(Data listing)
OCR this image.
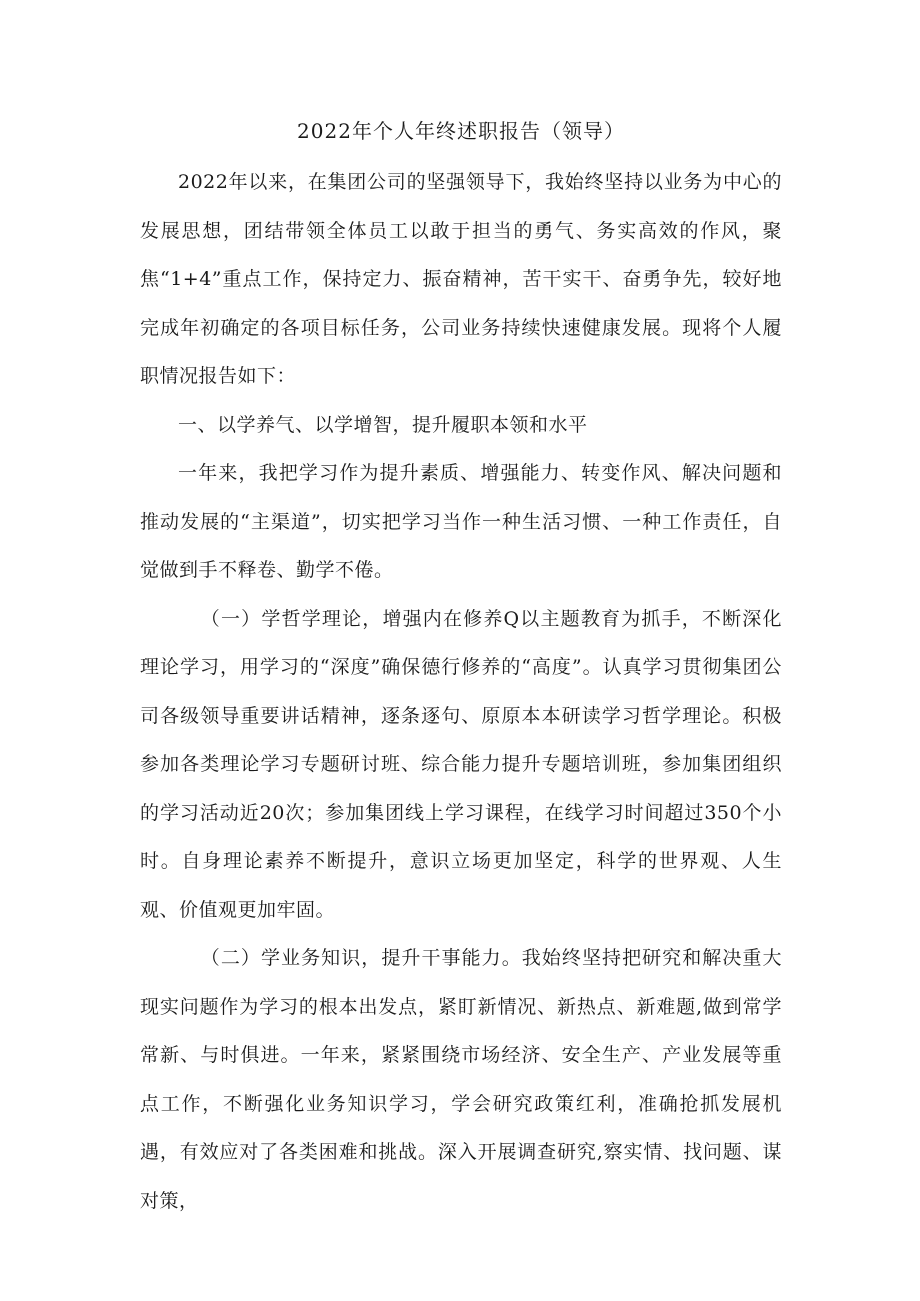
2022年个人年终述职报告（领导）

2022年以来，在集团公司的坚强领导下，我始终坚持以业务为中心的发展思想，团结带领全体员工以敢于担当的勇气、务实高效的作风，聚焦“1+4”重点工作，保持定力、振奋精神，苦干实干、奋勇争先，较好地完成年初确定的各项目标任务，公司业务持续快速健康发展。现将个人履职情况报告如下：

一、以学养气、以学增智，提升履职本领和水平

一年来，我把学习作为提升素质、增强能力、转变作风、解决问题和推动发展的“主渠道”，切实把学习当作一种生活习惯、一种工作责任，自觉做到手不释卷、勤学不倦。

（一）学哲学理论，增强内在修养Q以主题教育为抓手，不断深化理论学习，用学习的“深度”确保德行修养的“高度”。认真学习贯彻集团公司各级领导重要讲话精神，逐条逐句、原原本本研读学习哲学理论。积极参加各类理论学习专题研讨班、综合能力提升专题培训班，参加集团组织的学习活动近20次；参加集团线上学习课程，在线学习时间超过350个小时。自身理论素养不断提升，意识立场更加坚定，科学的世界观、人生观、价值观更加牢固。

（二）学业务知识，提升干事能力。我始终坚持把研究和解决重大现实问题作为学习的根本出发点，紧盯新情况、新热点、新难题,做到常学常新、与时俱进。一年来，紧紧围绕市场经济、安全生产、产业发展等重点工作，不断强化业务知识学习，学会研究政策红利，准确抢抓发展机遇，有效应对了各类困难和挑战。深入开展调查研究,察实情、找问题、谋对策，
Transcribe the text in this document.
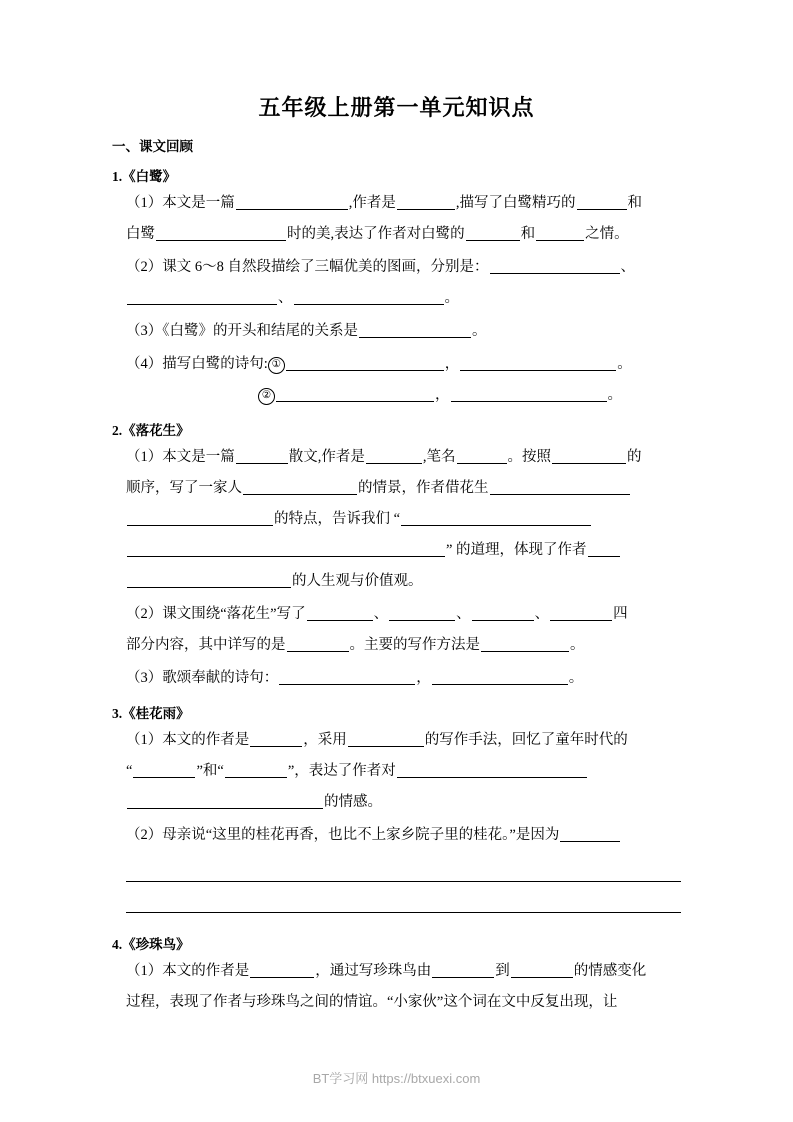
五年级上册第一单元知识点
一、课文回顾
1.《白鹭》
（1）本文是一篇	,作者是	,描写了白鹭精巧的	和
白鹭	时的美,表达了作者对白鹭的	和	之情。
（2）课文 6～8 自然段描绘了三幅优美的图画，分别是：	、
、	。
（3）《白鹭》的开头和结尾的关系是	。
（4）描写白鹭的诗句: ①	，	。
②	，	。
2.《落花生》
（1）本文是一篇	散文,作者是	,笔名	。按照	的
顺序，写了一家人	的情景，作者借花生
的特点，告诉我们 “
” 的道理，体现了作者
的人生观与价值观。
（2）课文围绕“落花生”写了	、	、	、	四
部分内容，其中详写的是	。主要的写作方法是	。
（3）歌颂奉献的诗句：	，	。
3.《桂花雨》
（1）本文的作者是	，采用	的写作手法，回忆了童年时代的
“	”和“	”，表达了作者对
的情感。
（2）母亲说“这里的桂花再香，也比不上家乡院子里的桂花。”是因为
4.《珍珠鸟》
（1）本文的作者是	，通过写珍珠鸟由	到	的情感变化
过程，表现了作者与珍珠鸟之间的情谊。“小家伙”这个词在文中反复出现，让
BT学习网 https://btxuexi.com
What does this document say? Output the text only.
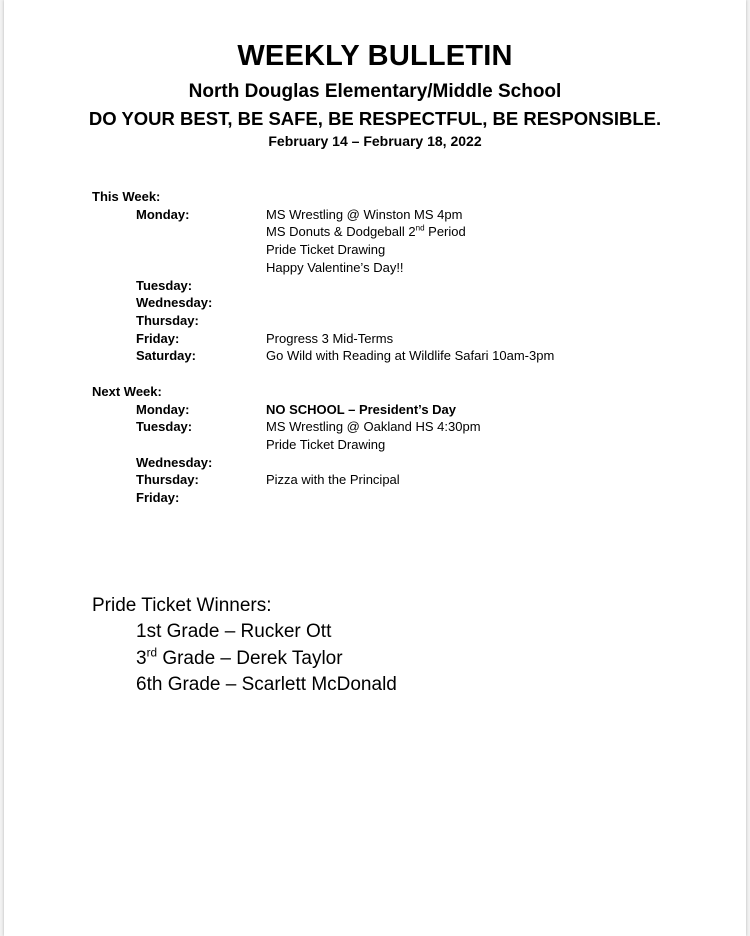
WEEKLY BULLETIN
North Douglas Elementary/Middle School
DO YOUR BEST, BE SAFE, BE RESPECTFUL, BE RESPONSIBLE.
February 14 – February 18, 2022
This Week:
Monday:	MS Wrestling @ Winston MS 4pm
MS Donuts & Dodgeball 2nd Period
Pride Ticket Drawing
Happy Valentine’s Day!!
Tuesday:
Wednesday:
Thursday:
Friday:	Progress 3 Mid-Terms
Saturday:	Go Wild with Reading at Wildlife Safari 10am-3pm
Next Week:
Monday:	NO SCHOOL – President’s Day
Tuesday:	MS Wrestling @ Oakland HS 4:30pm
Pride Ticket Drawing
Wednesday:
Thursday:	Pizza with the Principal
Friday:
Pride Ticket Winners:
1st Grade – Rucker Ott
3rd Grade – Derek Taylor
6th Grade – Scarlett McDonald
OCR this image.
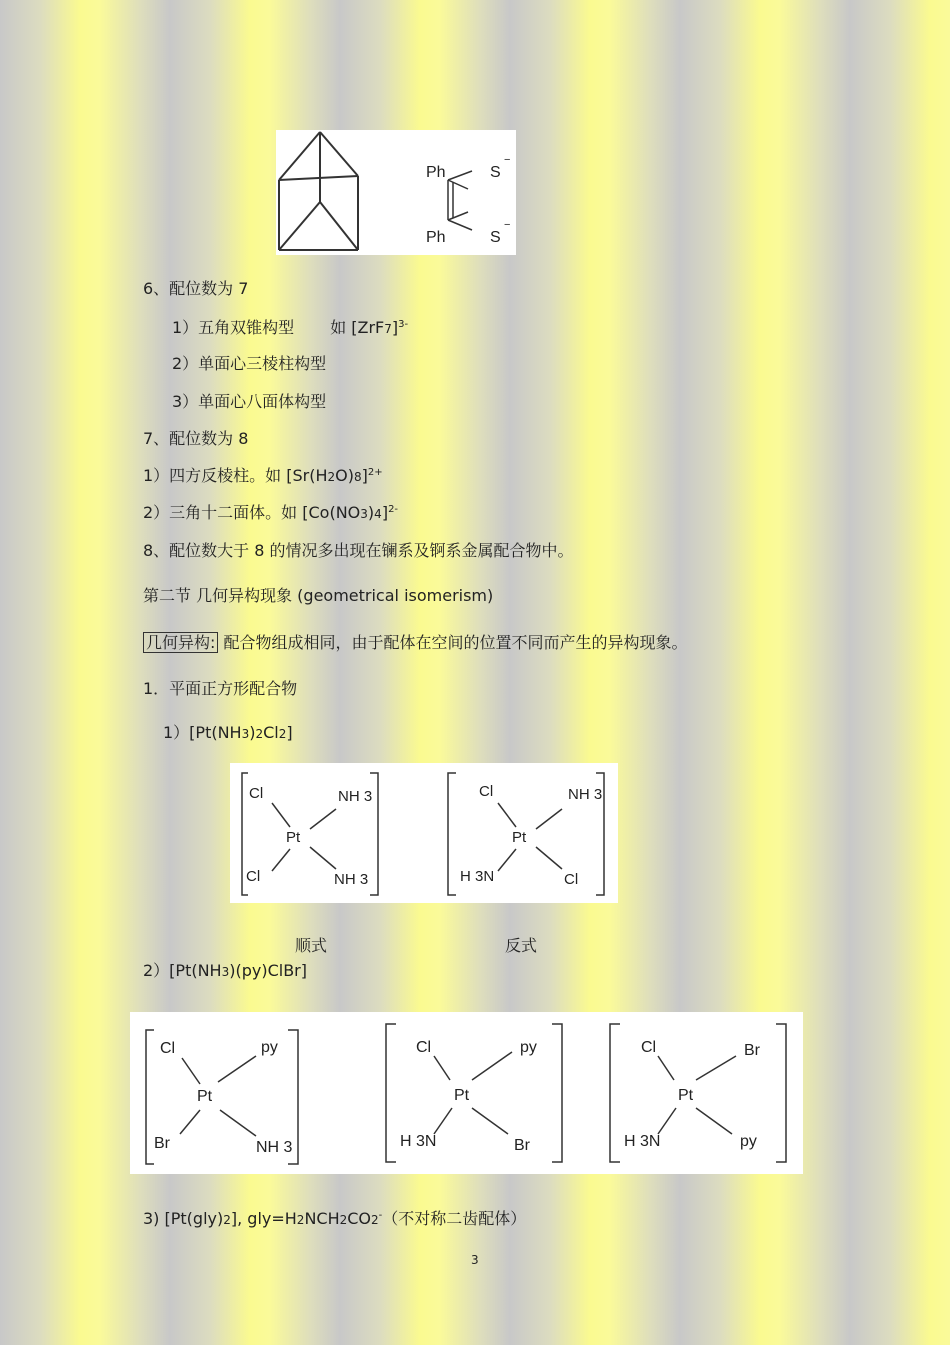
Ph	S
−
Ph	S
−
6、配位数为 7
1）五角双锥构型 如 $[ZrF7]^{3-}$
2）单面心三棱柱构型
3）单面心八面体构型
7、配位数为 8
1）四方反棱柱。如 $[Sr(H2O)8]^{2+}$
2）三角十二面体。如 $[Co(NO3)4]^{2-}$
8、配位数大于 8 的情况多出现在镧系及锕系金属配合物中。
第二节 几何异构现象 (geometrical isomerism)
几何异构: 配合物组成相同，由于配体在空间的位置不同而产生的异构现象。
1．平面正方形配合物
1）[Pt(NH3)2Cl2]
Cl	NH 3
Pt
Cl	NH 3
Cl	NH 3
Pt
H 3N	Cl
顺式	反式
2）[Pt(NH3)(py)ClBr]
Cl	py
Pt
Br	NH 3
Cl	py
Pt
H 3N	Br
Cl	Br
Pt
H 3N	py
3) [Pt(gly)2], gly=H2NCH2CO2-（不对称二齿配体）
3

WORK INSTRUCTIONS: Write out the material above once more, exactly as it reads, with no pictures.

COMPLETED EXERCISE:
OCR this image.
2022年个人年终述职报告（领导）

2022年以来，在集团公司的坚强领导下，我始终坚持以业务为中心的发展思想，团结带领全体员工以敢于担当的勇气、务实高效的作风，聚焦“1+4”重点工作，保持定力、振奋精神，苦干实干、奋勇争先，较好地完成年初确定的各项目标任务，公司业务持续快速健康发展。现将个人履职情况报告如下：

一、以学养气、以学增智，提升履职本领和水平

一年来，我把学习作为提升素质、增强能力、转变作风、解决问题和推动发展的“主渠道”，切实把学习当作一种生活习惯、一种工作责任，自觉做到手不释卷、勤学不倦。

（一）学哲学理论，增强内在修养Q以主题教育为抓手，不断深化理论学习，用学习的“深度”确保德行修养的“高度”。认真学习贯彻集团公司各级领导重要讲话精神，逐条逐句、原原本本研读学习哲学理论。积极参加各类理论学习专题研讨班、综合能力提升专题培训班，参加集团组织的学习活动近20次；参加集团线上学习课程，在线学习时间超过350个小时。自身理论素养不断提升，意识立场更加坚定，科学的世界观、人生观、价值观更加牢固。

（二）学业务知识，提升干事能力。我始终坚持把研究和解决重大现实问题作为学习的根本出发点，紧盯新情况、新热点、新难题,做到常学常新、与时俱进。一年来，紧紧围绕市场经济、安全生产、产业发展等重点工作，不断强化业务知识学习，学会研究政策红利，准确抢抓发展机遇，有效应对了各类困难和挑战。深入开展调查研究,察实情、找问题、谋对策，
Transcribe the text in this document.
五年级上册第一单元知识点
一、课文回顾
1.《白鹭》
（1）本文是一篇	,作者是	,描写了白鹭精巧的	和
白鹭	时的美,表达了作者对白鹭的	和	之情。
（2）课文 6～8 自然段描绘了三幅优美的图画，分别是：	、
、	。
（3）《白鹭》的开头和结尾的关系是	。
（4）描写白鹭的诗句: ①	，	。
②	，	。
2.《落花生》
（1）本文是一篇	散文,作者是	,笔名	。按照	的
顺序，写了一家人	的情景，作者借花生
的特点，告诉我们 “
” 的道理，体现了作者
的人生观与价值观。
（2）课文围绕“落花生”写了	、	、	、	四
部分内容，其中详写的是	。主要的写作方法是	。
（3）歌颂奉献的诗句：	，	。
3.《桂花雨》
（1）本文的作者是	，采用	的写作手法，回忆了童年时代的
“	”和“	”，表达了作者对
的情感。
（2）母亲说“这里的桂花再香，也比不上家乡院子里的桂花。”是因为
4.《珍珠鸟》
（1）本文的作者是	，通过写珍珠鸟由	到	的情感变化
过程，表现了作者与珍珠鸟之间的情谊。“小家伙”这个词在文中反复出现，让
BT学习网 https://btxuexi.com
What does this document say? Output the text only.
WEEKLY BULLETIN
North Douglas Elementary/Middle School
DO YOUR BEST, BE SAFE, BE RESPECTFUL, BE RESPONSIBLE.
February 14 – February 18, 2022
This Week:
Monday:	MS Wrestling @ Winston MS 4pm
MS Donuts & Dodgeball 2nd Period
Pride Ticket Drawing
Happy Valentine’s Day!!
Tuesday:
Wednesday:
Thursday:
Friday:	Progress 3 Mid-Terms
Saturday:	Go Wild with Reading at Wildlife Safari 10am-3pm
Next Week:
Monday:	NO SCHOOL – President’s Day
Tuesday:	MS Wrestling @ Oakland HS 4:30pm
Pride Ticket Drawing
Wednesday:
Thursday:	Pizza with the Principal
Friday:
Pride Ticket Winners:
1st Grade – Rucker Ott
3rd Grade – Derek Taylor
6th Grade – Scarlett McDonald
OCR this image.
Ph	S
−
Ph	S
−
6、配位数为 7
1）五角双锥构型 如 $[ZrF7]^{3-}$
2）单面心三棱柱构型
3）单面心八面体构型
7、配位数为 8
1）四方反棱柱。如 $[Sr(H2O)8]^{2+}$
2）三角十二面体。如 $[Co(NO3)4]^{2-}$
8、配位数大于 8 的情况多出现在镧系及锕系金属配合物中。
第二节 几何异构现象 (geometrical isomerism)
几何异构: 配合物组成相同，由于配体在空间的位置不同而产生的异构现象。
1．平面正方形配合物
1）[Pt(NH3)2Cl2]
Cl	NH 3
Pt
Cl	NH 3
Cl	NH 3
Pt
H 3N	Cl
顺式	反式
2）[Pt(NH3)(py)ClBr]
Cl	py
Pt
Br	NH 3
Cl	py
Pt
H 3N	Br
Cl	Br
Pt
H 3N	py
3) [Pt(gly)2], gly=H2NCH2CO2-（不对称二齿配体）
3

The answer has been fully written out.